The resolution mandates the creation of a commission in Hong Kong that ensures that prospective officeholders conform with criteria laid down in the city’s miniconstitution and national-security legislation.
The resolution calls for expanding Hong Kong’s election committee—originally tasked with choosing the city’s chief executive—to 1,500 seats from 1,200, with its membership no longer including district councilors, a voting bloc that would have been dominated by pro-democracy politicians.
More significantly, the committee will be empowered to select a portion of the local legislature—which would expand to 90 seats from 70—and to participate in the nominating process for candidates. A senior Chinese official said last week the committee would directly fill a “relatively large share” of the seats, but the resolution didn’t give a number.
The committee was once tasked with filling a small portion of legislative seats, but this practice stopped after the 2000 legislative election.
Under existing rules, half the legislature is directly elected by the public, and the other half selected by professional and special interest groups.
The resolution didn’t provide further details on the proposed overhaul, or set a timeline. The new rules would be enacted through amendments to so-called annex documents that supplement the miniconstitution. Hong Kong members of the National People’s Congress say the new rules could be completed as soon as April.
“The electoral reform is meant to ensure dissidents cannot get elected to the Legislative Council,” said Steve Tsang, director of the SOAS China Institute in London, who specializes in Hong Kong politics. “This is important because it reverses the direction of political development in Hong Kong set by the British before the end of the colonial era.”
Hong Kong’s government postponed legislative elections scheduled for last September by at least a year, citing the pandemic. The city is set to pick its chief executive next year. The incumbent, Carrie Lam, who has a low public-approval rating, hasn’t said whether she intends to run for a second five-year term.

Given entries -

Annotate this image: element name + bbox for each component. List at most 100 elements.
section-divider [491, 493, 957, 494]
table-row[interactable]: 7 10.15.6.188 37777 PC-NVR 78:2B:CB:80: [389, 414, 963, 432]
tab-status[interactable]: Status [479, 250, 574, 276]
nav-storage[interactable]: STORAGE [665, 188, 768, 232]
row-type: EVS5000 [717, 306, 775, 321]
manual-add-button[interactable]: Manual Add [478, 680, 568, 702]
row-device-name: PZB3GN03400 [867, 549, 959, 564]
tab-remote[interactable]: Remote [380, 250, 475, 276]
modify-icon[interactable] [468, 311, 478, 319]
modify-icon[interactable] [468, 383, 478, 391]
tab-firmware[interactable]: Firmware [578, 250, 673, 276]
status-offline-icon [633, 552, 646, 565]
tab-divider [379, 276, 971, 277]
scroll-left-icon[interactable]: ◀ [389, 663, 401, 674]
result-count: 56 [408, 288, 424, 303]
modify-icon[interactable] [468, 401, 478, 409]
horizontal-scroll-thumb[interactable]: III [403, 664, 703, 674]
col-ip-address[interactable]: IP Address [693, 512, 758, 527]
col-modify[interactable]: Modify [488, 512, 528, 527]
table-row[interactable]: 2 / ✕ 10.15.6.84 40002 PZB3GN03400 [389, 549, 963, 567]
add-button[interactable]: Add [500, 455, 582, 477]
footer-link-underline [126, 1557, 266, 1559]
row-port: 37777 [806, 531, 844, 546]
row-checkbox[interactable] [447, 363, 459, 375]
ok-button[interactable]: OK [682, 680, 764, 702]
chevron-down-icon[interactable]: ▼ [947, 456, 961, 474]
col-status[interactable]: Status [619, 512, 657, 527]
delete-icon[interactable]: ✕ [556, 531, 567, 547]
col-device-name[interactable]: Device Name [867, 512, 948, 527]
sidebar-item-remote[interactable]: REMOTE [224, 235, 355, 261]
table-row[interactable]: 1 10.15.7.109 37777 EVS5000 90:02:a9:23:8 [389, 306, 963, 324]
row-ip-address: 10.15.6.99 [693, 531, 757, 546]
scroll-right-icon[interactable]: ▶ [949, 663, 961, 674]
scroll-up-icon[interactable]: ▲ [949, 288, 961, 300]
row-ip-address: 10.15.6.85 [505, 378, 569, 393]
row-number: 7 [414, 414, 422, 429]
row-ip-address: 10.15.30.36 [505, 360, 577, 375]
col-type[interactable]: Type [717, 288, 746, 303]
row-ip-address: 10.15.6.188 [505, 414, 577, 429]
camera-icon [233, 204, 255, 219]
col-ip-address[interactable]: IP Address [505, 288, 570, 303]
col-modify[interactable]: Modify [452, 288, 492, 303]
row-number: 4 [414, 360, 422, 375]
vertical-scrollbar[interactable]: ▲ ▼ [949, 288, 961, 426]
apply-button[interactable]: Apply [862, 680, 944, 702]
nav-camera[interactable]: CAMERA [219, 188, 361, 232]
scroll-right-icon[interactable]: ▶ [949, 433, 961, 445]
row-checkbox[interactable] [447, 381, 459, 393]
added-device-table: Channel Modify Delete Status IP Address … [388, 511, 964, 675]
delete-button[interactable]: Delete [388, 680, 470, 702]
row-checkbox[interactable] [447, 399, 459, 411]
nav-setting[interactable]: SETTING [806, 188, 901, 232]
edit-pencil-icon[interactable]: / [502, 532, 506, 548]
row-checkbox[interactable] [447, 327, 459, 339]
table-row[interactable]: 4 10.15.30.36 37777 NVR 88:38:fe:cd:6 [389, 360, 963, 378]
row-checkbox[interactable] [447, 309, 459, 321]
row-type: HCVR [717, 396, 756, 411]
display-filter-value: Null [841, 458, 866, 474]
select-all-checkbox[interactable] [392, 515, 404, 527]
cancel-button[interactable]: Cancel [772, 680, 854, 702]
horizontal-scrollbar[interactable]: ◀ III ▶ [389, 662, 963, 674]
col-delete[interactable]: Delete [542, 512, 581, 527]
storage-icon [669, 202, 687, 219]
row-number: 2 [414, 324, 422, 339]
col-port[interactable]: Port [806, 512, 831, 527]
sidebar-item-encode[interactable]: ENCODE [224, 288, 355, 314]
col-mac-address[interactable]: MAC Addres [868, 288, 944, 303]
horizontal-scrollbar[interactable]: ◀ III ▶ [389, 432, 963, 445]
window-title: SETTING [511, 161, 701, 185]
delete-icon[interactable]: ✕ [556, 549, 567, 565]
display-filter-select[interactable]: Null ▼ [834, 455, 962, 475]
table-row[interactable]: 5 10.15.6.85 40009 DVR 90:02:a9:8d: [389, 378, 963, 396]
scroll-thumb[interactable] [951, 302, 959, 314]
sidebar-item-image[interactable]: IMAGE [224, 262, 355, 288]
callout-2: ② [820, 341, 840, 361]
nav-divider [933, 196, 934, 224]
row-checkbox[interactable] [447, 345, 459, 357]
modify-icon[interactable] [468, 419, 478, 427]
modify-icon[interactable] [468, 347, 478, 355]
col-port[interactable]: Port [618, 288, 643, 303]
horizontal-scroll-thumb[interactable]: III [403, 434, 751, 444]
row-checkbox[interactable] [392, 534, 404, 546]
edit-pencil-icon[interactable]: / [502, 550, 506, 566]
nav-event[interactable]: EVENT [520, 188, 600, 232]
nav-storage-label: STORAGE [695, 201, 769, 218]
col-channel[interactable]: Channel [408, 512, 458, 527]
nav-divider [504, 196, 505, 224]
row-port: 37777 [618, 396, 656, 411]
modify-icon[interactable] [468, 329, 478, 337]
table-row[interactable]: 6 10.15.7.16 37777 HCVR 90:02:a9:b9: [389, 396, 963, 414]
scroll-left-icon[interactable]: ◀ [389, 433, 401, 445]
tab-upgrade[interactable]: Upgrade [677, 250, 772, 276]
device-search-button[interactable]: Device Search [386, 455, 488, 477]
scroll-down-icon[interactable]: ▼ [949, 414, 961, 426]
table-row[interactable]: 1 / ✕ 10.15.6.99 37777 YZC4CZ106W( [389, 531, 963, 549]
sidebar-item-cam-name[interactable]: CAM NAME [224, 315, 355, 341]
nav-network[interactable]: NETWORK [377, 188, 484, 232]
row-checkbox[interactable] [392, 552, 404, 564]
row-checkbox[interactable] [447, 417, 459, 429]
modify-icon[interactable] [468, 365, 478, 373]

Complete the following -
A – In the article on Hong Kong's electoral overhaul, condense the paragraph beginning "The resolution didn't provide further details" into a shorter version that keeps its main facts.
B – Please reproduce everything in the article on Hong Kong's electoral overhaul from "The resolution calls" down to "2000 legislative election.", word for word.
C – Extend the article on Hong Kong's electoral overhaul, beginning after its final sentence.

Answers for the tasks -
A – The resolution gave no further details or timeline for the overhaul. The new rules would be enacted by amending the annex documents that supplement the miniconstitution, and Hong Kong members of the National People's Congress say they could be completed as soon as April.

B –
The resolution calls for expanding Hong Kong’s election committee—originally tasked with choosing the city’s chief executive—to 1,500 seats from 1,200, with its membership no longer including district councilors, a voting bloc that would have been dominated by pro-democracy politicians.
More significantly, the committee will be empowered to select a portion of the local legislature—which would expand to 90 seats from 70—and to participate in the nominating process for candidates. A senior Chinese official said last week the committee would directly fill a “relatively large share” of the seats, but the resolution didn’t give a number.
The committee was once tasked with filling a small portion of legislative seats, but this practice stopped after the 2000 legislative election.

C –
Beijing has sought to stamp out dissent in Hong Kong since months of antigovernment protests caused citywide chaos in 2019. China’s top legislature imposed a national-security law on the city in June, and authorities have since arrested more than 100 pro-democracy figures, including many opposition groups’ leaders. Authorities have also disqualified pro-democracy politicians from the Hong Kong legislature.
Chinese officials have said they aren’t attempting to curb criticism of the government.
“We are not speaking about creating a monolithic government…we understand that Hong Kong is a plural society with a blend of Chinese and Western culture,” said Song Ru’an, the Chinese Foreign Ministry’s deputy commissioner in the territory, at a Tuesday briefing.
Even so, “when we talk about patriotism, we are not talking about the abstraction of loving a cultural or historical China, but rather loving the currently existing People’s Republic of China under the leadership of the Chinese Communist Party,” Mr. Song said.
The vote on the resolution, coming on the final day of a weeklong session in Beijing of the National People’s Congress, was 2,895 in favor, none against, and one member abstaining.